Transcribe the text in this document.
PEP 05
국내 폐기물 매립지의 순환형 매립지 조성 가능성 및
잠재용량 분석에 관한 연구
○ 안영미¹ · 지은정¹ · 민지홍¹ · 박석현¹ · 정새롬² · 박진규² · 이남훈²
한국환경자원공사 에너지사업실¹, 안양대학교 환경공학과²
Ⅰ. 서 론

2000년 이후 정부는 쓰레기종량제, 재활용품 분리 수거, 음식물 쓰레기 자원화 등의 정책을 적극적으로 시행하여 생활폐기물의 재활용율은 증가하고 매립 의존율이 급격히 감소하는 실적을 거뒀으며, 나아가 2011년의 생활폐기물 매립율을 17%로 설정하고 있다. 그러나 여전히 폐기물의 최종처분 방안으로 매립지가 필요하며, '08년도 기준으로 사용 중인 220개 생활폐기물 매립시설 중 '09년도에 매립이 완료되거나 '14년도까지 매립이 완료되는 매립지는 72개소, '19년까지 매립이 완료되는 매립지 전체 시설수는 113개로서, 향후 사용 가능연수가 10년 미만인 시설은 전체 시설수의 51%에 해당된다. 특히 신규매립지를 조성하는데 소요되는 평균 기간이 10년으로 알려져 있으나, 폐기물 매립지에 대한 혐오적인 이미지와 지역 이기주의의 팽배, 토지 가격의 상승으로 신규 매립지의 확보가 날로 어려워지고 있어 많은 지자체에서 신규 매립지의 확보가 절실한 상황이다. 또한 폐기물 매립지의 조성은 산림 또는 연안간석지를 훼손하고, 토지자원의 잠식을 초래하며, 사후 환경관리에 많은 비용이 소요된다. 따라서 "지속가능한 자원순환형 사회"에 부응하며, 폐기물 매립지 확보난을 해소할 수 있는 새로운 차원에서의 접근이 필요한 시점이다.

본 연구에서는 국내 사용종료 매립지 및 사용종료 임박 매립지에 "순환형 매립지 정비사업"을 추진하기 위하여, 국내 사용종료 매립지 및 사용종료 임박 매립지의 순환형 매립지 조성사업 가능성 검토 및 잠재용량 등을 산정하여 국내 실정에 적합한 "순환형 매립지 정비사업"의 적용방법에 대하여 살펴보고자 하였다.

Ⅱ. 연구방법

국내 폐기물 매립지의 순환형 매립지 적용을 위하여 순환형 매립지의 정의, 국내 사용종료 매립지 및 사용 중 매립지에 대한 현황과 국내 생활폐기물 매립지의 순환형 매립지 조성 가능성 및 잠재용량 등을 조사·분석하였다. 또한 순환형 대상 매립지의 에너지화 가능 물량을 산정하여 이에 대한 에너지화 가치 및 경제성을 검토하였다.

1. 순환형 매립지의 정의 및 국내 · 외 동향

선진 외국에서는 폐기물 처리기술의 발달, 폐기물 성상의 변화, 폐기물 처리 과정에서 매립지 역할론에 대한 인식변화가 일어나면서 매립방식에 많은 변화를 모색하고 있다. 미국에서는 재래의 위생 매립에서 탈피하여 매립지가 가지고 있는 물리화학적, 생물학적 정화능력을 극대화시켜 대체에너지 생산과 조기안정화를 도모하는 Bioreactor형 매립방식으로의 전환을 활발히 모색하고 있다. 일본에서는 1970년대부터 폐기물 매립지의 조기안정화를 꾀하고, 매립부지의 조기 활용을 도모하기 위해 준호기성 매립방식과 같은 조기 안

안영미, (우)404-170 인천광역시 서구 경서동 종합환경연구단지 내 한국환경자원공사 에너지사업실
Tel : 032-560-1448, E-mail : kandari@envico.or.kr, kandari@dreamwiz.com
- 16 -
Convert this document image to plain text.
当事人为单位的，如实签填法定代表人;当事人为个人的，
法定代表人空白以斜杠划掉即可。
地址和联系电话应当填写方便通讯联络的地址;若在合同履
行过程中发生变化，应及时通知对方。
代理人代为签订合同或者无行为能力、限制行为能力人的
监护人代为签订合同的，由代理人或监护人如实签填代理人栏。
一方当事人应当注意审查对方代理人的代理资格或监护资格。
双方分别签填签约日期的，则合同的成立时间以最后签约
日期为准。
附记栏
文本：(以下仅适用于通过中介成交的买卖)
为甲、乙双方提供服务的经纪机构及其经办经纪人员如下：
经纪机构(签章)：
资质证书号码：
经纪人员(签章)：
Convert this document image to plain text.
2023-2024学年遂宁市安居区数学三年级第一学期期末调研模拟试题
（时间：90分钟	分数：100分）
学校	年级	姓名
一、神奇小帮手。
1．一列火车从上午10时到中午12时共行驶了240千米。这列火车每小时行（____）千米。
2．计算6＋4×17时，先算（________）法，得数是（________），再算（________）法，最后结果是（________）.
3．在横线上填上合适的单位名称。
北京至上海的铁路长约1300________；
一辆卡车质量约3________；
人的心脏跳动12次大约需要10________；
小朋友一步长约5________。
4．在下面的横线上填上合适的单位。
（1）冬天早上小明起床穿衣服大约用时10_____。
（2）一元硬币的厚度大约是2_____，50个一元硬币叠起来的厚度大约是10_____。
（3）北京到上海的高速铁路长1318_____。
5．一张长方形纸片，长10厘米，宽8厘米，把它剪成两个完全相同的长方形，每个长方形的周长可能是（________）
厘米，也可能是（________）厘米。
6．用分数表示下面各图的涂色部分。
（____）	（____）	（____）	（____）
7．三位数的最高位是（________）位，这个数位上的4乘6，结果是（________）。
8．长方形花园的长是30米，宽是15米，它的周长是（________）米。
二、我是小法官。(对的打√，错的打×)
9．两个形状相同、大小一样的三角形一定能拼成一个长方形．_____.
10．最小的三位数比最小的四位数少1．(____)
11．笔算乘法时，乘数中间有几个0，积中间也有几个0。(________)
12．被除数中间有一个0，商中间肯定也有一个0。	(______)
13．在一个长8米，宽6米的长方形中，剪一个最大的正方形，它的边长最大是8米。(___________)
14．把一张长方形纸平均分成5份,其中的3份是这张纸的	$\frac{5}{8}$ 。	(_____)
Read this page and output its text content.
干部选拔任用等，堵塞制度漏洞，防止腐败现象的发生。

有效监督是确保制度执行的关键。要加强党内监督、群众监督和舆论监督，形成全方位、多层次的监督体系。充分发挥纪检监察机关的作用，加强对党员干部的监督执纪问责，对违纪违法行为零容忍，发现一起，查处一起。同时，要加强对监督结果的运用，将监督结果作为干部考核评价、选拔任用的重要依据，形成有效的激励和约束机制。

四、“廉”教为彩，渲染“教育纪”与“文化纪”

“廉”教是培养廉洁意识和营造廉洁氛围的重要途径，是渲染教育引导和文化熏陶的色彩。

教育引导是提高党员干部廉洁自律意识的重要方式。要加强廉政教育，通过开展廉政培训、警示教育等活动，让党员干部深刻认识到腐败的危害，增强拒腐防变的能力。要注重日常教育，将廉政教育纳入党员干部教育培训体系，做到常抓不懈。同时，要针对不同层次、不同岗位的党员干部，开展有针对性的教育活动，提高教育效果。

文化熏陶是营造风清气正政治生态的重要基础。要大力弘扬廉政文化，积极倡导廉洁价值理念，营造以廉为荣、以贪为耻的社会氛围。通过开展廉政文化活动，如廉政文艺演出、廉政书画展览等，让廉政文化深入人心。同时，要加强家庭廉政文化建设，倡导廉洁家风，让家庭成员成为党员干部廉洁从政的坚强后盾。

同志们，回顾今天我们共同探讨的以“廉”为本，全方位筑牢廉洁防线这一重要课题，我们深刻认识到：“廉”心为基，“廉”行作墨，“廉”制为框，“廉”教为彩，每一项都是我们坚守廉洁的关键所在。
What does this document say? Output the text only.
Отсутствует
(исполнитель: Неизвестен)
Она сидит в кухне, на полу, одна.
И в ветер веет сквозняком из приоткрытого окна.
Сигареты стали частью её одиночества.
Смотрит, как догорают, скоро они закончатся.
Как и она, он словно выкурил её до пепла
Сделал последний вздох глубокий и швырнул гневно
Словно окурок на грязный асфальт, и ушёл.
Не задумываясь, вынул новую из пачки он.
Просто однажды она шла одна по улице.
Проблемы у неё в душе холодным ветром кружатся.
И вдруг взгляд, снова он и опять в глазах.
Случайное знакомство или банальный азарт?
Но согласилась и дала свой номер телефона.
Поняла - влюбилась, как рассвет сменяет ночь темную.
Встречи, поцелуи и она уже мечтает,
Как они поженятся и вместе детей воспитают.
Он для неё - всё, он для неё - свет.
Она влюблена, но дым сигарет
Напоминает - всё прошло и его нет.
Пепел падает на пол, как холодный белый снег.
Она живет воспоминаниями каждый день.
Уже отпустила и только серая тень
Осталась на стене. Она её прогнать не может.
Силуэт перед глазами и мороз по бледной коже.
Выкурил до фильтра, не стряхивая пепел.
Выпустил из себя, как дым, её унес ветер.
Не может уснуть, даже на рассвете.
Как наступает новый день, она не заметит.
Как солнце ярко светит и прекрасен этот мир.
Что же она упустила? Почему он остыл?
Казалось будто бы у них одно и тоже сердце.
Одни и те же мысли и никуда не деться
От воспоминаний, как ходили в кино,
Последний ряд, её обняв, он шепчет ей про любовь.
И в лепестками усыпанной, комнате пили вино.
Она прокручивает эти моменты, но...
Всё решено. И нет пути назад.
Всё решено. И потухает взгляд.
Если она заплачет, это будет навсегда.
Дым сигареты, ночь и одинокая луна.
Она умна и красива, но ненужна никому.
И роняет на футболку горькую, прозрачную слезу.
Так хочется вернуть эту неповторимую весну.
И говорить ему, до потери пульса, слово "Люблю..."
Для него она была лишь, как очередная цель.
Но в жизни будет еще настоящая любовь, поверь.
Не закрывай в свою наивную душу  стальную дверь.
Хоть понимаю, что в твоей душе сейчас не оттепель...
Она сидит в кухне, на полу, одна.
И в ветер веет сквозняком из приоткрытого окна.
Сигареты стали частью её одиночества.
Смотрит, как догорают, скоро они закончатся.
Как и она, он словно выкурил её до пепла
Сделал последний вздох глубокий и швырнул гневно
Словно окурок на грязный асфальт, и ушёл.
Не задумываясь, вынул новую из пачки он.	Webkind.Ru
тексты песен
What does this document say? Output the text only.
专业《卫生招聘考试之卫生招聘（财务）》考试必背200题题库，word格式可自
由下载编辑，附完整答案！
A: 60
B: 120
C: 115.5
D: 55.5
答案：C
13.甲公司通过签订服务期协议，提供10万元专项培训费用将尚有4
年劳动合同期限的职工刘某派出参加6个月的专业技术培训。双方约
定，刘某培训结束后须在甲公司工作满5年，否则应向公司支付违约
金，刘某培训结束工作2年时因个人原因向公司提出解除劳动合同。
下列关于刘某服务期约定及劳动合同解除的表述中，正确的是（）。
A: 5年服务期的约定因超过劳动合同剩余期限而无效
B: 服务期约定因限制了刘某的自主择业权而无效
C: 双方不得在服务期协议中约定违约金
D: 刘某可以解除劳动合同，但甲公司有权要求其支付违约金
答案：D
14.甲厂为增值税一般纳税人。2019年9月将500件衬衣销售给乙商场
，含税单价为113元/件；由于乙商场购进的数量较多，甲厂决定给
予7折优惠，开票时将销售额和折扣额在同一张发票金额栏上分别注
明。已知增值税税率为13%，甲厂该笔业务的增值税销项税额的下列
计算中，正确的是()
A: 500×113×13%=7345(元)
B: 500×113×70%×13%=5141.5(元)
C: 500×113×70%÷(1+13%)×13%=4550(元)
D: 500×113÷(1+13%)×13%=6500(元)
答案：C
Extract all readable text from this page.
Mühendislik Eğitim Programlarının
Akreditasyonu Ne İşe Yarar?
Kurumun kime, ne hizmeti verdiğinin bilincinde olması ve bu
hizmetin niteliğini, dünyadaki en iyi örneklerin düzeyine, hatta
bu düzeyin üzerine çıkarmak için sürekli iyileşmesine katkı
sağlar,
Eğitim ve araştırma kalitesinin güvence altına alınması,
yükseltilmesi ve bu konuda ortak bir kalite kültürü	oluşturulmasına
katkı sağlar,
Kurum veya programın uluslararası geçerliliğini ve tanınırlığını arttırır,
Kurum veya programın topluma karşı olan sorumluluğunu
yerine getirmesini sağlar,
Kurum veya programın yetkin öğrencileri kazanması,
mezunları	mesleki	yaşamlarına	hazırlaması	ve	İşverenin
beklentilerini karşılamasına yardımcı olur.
----------------
- EXERCISE DETAILS -
Work through the listing above and report how many lines include the string "вынул", with no other text.

- TASK RESULT -
2